◆ Stated exercise:
Do any lines in the data below contain "name"? If so, copy every one of them.

◆ Provided records:
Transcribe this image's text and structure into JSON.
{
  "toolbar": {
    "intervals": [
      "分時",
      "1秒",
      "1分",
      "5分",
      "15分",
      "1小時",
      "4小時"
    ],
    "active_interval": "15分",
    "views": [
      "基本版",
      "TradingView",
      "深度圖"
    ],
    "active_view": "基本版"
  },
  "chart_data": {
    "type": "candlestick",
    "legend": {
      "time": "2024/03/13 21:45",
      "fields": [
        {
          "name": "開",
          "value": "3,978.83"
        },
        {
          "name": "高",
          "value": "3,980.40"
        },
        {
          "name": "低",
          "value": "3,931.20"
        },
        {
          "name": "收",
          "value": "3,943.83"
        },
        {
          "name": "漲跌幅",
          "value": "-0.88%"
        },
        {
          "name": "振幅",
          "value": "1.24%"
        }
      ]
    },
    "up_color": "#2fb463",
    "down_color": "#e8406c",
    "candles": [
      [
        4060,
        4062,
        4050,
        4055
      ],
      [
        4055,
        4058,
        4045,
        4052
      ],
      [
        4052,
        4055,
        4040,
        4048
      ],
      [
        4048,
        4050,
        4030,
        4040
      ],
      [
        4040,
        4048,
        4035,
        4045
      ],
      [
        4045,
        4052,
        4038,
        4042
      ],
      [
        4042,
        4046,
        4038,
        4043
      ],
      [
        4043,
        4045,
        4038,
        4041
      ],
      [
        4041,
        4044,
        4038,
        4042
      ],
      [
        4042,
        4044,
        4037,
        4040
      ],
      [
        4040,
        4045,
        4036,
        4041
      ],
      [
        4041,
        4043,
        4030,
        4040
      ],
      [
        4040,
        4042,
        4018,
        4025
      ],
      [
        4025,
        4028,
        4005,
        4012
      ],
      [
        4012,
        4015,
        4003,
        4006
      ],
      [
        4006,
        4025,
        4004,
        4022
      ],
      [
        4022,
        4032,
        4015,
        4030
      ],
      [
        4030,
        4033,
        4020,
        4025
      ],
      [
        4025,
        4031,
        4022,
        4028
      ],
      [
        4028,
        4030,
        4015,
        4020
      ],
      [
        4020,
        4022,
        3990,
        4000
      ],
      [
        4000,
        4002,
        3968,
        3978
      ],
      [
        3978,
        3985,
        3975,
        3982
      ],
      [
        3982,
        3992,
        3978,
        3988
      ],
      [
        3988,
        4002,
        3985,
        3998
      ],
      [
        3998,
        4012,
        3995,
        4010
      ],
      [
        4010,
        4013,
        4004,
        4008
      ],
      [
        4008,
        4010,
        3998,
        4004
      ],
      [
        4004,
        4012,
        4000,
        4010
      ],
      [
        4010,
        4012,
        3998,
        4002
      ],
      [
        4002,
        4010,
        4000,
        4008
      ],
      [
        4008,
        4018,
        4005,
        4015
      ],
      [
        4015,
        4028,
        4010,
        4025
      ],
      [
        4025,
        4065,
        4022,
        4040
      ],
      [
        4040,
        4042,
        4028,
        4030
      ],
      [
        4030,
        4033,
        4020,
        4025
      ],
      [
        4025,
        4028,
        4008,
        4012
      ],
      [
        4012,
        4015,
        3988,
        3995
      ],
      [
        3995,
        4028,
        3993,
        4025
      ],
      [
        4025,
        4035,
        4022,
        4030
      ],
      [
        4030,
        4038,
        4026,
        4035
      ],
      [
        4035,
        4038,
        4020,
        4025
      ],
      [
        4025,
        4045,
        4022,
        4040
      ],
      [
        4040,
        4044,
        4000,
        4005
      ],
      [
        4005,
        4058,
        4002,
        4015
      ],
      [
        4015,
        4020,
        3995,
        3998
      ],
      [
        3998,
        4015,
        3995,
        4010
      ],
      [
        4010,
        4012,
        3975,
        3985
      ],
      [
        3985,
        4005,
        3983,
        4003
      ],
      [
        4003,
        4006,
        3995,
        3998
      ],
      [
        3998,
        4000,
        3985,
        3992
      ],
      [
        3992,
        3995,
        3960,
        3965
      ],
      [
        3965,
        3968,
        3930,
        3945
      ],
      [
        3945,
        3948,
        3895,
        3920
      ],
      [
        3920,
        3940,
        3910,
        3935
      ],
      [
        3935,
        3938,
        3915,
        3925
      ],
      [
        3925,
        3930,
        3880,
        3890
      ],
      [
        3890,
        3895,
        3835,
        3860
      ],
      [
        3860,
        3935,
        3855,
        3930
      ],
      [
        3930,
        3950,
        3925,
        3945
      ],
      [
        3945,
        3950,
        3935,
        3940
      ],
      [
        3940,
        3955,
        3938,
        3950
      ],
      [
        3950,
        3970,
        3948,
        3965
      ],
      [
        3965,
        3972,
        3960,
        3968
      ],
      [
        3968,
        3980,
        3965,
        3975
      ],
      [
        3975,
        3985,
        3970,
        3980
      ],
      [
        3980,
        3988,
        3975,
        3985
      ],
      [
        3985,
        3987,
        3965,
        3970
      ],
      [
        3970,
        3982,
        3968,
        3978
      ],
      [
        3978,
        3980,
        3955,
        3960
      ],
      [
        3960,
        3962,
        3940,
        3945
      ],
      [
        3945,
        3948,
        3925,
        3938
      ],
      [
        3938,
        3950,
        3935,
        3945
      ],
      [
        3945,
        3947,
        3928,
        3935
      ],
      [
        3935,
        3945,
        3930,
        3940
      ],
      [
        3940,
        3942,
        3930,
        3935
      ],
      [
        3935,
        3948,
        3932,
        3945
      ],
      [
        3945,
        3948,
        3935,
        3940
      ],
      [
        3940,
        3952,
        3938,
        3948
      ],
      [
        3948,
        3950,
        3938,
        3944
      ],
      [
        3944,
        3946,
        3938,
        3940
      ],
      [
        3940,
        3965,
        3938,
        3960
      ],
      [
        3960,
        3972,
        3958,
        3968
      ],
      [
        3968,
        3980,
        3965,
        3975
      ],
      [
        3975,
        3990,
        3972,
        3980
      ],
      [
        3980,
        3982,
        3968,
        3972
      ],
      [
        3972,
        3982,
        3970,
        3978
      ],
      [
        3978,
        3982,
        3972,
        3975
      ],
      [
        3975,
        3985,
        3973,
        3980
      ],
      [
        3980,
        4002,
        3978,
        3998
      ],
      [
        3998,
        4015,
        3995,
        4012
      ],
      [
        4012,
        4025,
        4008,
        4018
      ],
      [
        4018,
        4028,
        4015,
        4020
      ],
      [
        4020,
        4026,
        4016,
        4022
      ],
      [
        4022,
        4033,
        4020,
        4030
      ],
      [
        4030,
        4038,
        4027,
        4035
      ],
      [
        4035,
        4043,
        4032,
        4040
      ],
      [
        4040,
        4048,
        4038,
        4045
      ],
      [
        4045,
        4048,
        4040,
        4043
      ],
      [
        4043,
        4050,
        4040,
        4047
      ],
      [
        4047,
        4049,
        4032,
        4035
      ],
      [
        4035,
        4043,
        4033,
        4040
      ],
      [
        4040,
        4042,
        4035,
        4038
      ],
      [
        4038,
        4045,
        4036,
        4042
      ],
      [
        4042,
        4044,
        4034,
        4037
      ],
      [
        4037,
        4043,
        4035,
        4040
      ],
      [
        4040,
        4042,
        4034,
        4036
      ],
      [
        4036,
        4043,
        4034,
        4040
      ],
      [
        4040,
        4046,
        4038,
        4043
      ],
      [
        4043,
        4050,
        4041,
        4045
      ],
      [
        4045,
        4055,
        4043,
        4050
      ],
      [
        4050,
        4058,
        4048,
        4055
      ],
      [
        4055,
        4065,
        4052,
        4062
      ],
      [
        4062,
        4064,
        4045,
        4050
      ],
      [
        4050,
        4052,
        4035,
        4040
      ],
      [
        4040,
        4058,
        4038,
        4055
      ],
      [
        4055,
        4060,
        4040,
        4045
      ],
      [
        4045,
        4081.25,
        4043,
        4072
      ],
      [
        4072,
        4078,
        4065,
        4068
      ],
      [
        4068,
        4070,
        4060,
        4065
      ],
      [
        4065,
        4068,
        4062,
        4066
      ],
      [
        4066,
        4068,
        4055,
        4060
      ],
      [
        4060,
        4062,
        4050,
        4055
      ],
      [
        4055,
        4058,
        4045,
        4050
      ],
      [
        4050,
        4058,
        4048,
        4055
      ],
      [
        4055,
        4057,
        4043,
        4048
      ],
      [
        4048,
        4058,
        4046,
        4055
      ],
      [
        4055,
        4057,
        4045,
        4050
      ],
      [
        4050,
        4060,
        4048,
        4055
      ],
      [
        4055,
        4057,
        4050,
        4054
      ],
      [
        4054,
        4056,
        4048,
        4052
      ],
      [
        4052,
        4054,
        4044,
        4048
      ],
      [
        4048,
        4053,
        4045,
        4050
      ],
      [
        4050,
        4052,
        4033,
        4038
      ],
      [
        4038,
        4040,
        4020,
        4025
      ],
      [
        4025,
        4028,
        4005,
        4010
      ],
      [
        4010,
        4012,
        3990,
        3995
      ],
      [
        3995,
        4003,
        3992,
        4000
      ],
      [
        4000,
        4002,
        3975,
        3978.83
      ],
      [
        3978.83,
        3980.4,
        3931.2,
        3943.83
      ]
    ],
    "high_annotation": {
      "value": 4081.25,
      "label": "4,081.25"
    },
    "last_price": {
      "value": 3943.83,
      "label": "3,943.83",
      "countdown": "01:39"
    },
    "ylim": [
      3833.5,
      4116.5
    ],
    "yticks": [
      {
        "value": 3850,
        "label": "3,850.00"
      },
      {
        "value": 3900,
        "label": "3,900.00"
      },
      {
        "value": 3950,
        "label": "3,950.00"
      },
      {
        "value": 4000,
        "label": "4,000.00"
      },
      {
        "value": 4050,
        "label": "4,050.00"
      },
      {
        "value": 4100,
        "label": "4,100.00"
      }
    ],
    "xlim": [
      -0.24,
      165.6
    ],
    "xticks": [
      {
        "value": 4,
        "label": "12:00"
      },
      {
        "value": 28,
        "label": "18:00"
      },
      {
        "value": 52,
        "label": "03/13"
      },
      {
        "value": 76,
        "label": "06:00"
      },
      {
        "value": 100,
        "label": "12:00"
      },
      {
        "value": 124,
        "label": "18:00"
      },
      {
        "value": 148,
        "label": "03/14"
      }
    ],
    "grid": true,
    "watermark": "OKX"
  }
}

◆ Output of the exercise:
          "name": "開",
          "name": "高",
          "name": "低",
          "name": "收",
          "name": "漲跌幅",
          "name": "振幅",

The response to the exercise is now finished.